## Exercise directions
Repeat the listing in full, exactly as it stands.

## Given records
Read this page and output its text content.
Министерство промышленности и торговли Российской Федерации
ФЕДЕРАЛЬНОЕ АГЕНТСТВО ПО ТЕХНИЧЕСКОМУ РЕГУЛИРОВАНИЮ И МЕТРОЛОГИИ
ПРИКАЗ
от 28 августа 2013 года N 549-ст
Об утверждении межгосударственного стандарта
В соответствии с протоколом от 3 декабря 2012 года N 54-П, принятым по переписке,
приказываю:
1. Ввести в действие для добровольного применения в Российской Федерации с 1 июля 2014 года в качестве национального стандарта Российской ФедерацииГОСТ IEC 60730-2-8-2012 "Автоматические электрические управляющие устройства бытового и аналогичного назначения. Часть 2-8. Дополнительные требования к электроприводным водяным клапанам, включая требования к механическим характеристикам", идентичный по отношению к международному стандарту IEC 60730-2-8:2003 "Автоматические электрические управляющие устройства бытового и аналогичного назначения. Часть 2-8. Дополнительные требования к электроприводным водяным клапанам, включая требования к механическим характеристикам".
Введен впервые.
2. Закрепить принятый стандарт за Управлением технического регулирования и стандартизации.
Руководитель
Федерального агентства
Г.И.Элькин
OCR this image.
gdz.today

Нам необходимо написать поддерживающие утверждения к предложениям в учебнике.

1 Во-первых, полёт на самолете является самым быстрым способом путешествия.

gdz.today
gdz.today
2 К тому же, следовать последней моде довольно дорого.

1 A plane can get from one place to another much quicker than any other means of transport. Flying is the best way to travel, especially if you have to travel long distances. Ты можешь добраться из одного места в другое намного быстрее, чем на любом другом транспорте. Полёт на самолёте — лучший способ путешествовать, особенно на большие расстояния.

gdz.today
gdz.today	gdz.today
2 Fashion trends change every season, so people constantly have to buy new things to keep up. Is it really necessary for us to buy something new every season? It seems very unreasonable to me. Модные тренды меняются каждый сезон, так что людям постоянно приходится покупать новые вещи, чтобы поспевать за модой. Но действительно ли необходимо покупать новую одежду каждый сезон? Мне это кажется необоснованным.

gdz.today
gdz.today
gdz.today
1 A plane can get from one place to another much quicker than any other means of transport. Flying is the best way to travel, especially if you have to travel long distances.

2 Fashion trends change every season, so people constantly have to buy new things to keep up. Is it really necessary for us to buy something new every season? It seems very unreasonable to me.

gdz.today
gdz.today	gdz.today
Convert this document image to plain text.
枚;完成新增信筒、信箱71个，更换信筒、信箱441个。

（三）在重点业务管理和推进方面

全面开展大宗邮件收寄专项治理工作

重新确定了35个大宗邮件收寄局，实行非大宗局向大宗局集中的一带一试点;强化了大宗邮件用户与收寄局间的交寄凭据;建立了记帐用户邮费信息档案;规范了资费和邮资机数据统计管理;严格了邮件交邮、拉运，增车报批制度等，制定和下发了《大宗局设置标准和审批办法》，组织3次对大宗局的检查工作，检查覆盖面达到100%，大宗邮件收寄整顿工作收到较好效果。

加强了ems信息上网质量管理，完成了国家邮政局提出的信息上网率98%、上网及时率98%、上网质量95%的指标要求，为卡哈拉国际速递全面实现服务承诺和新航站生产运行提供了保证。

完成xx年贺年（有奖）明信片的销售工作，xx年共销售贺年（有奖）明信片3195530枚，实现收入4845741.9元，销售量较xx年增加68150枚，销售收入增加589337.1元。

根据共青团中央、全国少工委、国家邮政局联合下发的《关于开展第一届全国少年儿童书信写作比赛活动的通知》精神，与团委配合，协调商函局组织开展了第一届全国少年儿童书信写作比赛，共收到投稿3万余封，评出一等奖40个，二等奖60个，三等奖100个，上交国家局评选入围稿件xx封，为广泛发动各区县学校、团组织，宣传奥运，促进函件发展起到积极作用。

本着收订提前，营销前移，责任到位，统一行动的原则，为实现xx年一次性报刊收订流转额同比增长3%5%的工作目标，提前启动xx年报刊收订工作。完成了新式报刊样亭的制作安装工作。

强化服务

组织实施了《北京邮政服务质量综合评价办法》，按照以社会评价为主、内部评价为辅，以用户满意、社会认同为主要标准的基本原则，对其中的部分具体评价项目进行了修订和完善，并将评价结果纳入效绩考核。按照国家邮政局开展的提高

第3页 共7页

## Output of the task
Read this page and output its text content.
Министерство промышленности и торговли Российской Федерации
ФЕДЕРАЛЬНОЕ АГЕНТСТВО ПО ТЕХНИЧЕСКОМУ РЕГУЛИРОВАНИЮ И МЕТРОЛОГИИ
ПРИКАЗ
от 28 августа 2013 года N 549-ст
Об утверждении межгосударственного стандарта
В соответствии с протоколом от 3 декабря 2012 года N 54-П, принятым по переписке,
приказываю:
1. Ввести в действие для добровольного применения в Российской Федерации с 1 июля 2014 года в качестве национального стандарта Российской ФедерацииГОСТ IEC 60730-2-8-2012 "Автоматические электрические управляющие устройства бытового и аналогичного назначения. Часть 2-8. Дополнительные требования к электроприводным водяным клапанам, включая требования к механическим характеристикам", идентичный по отношению к международному стандарту IEC 60730-2-8:2003 "Автоматические электрические управляющие устройства бытового и аналогичного назначения. Часть 2-8. Дополнительные требования к электроприводным водяным клапанам, включая требования к механическим характеристикам".
Введен впервые.
2. Закрепить принятый стандарт за Управлением технического регулирования и стандартизации.
Руководитель
Федерального агентства
Г.И.Элькин
OCR this image.
gdz.today

Нам необходимо написать поддерживающие утверждения к предложениям в учебнике.

1 Во-первых, полёт на самолете является самым быстрым способом путешествия.

gdz.today
gdz.today
2 К тому же, следовать последней моде довольно дорого.

1 A plane can get from one place to another much quicker than any other means of transport. Flying is the best way to travel, especially if you have to travel long distances. Ты можешь добраться из одного места в другое намного быстрее, чем на любом другом транспорте. Полёт на самолёте — лучший способ путешествовать, особенно на большие расстояния.

gdz.today
gdz.today	gdz.today
2 Fashion trends change every season, so people constantly have to buy new things to keep up. Is it really necessary for us to buy something new every season? It seems very unreasonable to me. Модные тренды меняются каждый сезон, так что людям постоянно приходится покупать новые вещи, чтобы поспевать за модой. Но действительно ли необходимо покупать новую одежду каждый сезон? Мне это кажется необоснованным.

gdz.today
gdz.today
gdz.today
1 A plane can get from one place to another much quicker than any other means of transport. Flying is the best way to travel, especially if you have to travel long distances.

2 Fashion trends change every season, so people constantly have to buy new things to keep up. Is it really necessary for us to buy something new every season? It seems very unreasonable to me.

gdz.today
gdz.today	gdz.today
Convert this document image to plain text.
枚;完成新增信筒、信箱71个，更换信筒、信箱441个。

（三）在重点业务管理和推进方面

全面开展大宗邮件收寄专项治理工作

重新确定了35个大宗邮件收寄局，实行非大宗局向大宗局集中的一带一试点;强化了大宗邮件用户与收寄局间的交寄凭据;建立了记帐用户邮费信息档案;规范了资费和邮资机数据统计管理;严格了邮件交邮、拉运，增车报批制度等，制定和下发了《大宗局设置标准和审批办法》，组织3次对大宗局的检查工作，检查覆盖面达到100%，大宗邮件收寄整顿工作收到较好效果。

加强了ems信息上网质量管理，完成了国家邮政局提出的信息上网率98%、上网及时率98%、上网质量95%的指标要求，为卡哈拉国际速递全面实现服务承诺和新航站生产运行提供了保证。

完成xx年贺年（有奖）明信片的销售工作，xx年共销售贺年（有奖）明信片3195530枚，实现收入4845741.9元，销售量较xx年增加68150枚，销售收入增加589337.1元。

根据共青团中央、全国少工委、国家邮政局联合下发的《关于开展第一届全国少年儿童书信写作比赛活动的通知》精神，与团委配合，协调商函局组织开展了第一届全国少年儿童书信写作比赛，共收到投稿3万余封，评出一等奖40个，二等奖60个，三等奖100个，上交国家局评选入围稿件xx封，为广泛发动各区县学校、团组织，宣传奥运，促进函件发展起到积极作用。

本着收订提前，营销前移，责任到位，统一行动的原则，为实现xx年一次性报刊收订流转额同比增长3%5%的工作目标，提前启动xx年报刊收订工作。完成了新式报刊样亭的制作安装工作。

强化服务

组织实施了《北京邮政服务质量综合评价办法》，按照以社会评价为主、内部评价为辅，以用户满意、社会认同为主要标准的基本原则，对其中的部分具体评价项目进行了修订和完善，并将评价结果纳入效绩考核。按照国家邮政局开展的提高

第3页 共7页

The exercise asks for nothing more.